▶ _The task_:
Write out the passage on solver diagnostics word for word, from "The standard object" up to and including "fallback was used.".
═════ Exercise passage
The standard object reports attempted, did_reduce, total_time_secs, construction_time_secs, reduced_solve_time_secs, unmap_time_secs, original/reduced dimensions, fixed_variables, and redundant_constraints. Use these fields to separate "preprocessing found no useful structure" from "preprocessing reduced the model but the overhead exceeded the iteration savings."

Interpreting the diagnostics

Healthy solve (HS071-like): 0 restorations, 0 filter rejects, 2–4 mu mode switches, final_mu near 1e-9, final_primal_inf and final_dual_inf both below tol.

Struggling solve: Many filter rejects, multiple restorations, final_mu stuck above 1e-4, or a fallback was used.
══════════
═════ Data shown
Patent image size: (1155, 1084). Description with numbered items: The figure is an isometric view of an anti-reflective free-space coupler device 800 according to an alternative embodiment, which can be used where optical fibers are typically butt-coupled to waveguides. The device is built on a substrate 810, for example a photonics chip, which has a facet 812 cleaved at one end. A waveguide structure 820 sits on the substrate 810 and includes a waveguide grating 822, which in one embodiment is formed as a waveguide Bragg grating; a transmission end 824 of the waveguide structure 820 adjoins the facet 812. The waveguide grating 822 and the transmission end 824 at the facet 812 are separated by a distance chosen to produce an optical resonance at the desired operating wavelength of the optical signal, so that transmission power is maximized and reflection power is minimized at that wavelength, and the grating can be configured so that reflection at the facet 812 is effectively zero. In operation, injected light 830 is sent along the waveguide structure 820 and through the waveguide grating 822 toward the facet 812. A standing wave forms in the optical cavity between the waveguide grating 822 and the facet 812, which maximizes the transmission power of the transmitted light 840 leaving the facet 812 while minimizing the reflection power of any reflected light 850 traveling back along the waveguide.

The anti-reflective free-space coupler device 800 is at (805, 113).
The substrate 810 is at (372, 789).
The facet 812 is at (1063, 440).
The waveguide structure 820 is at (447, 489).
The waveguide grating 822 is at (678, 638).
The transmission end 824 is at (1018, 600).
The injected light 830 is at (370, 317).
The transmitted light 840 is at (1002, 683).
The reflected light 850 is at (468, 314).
══════════
▶ _Result of the task_:
The standard object reports attempted, did_reduce, total_time_secs, construction_time_secs, reduced_solve_time_secs, unmap_time_secs, original/reduced dimensions, fixed_variables, and redundant_constraints. Use these fields to separate "preprocessing found no useful structure" from "preprocessing reduced the model but the overhead exceeded the iteration savings."

Interpreting the diagnostics

Healthy solve (HS071-like): 0 restorations, 0 filter rejects, 2–4 mu mode switches, final_mu near 1e-9, final_primal_inf and final_dual_inf both below tol.

Struggling solve: Many filter rejects, multiple restorations, final_mu stuck above 1e-4, or a fallback was used.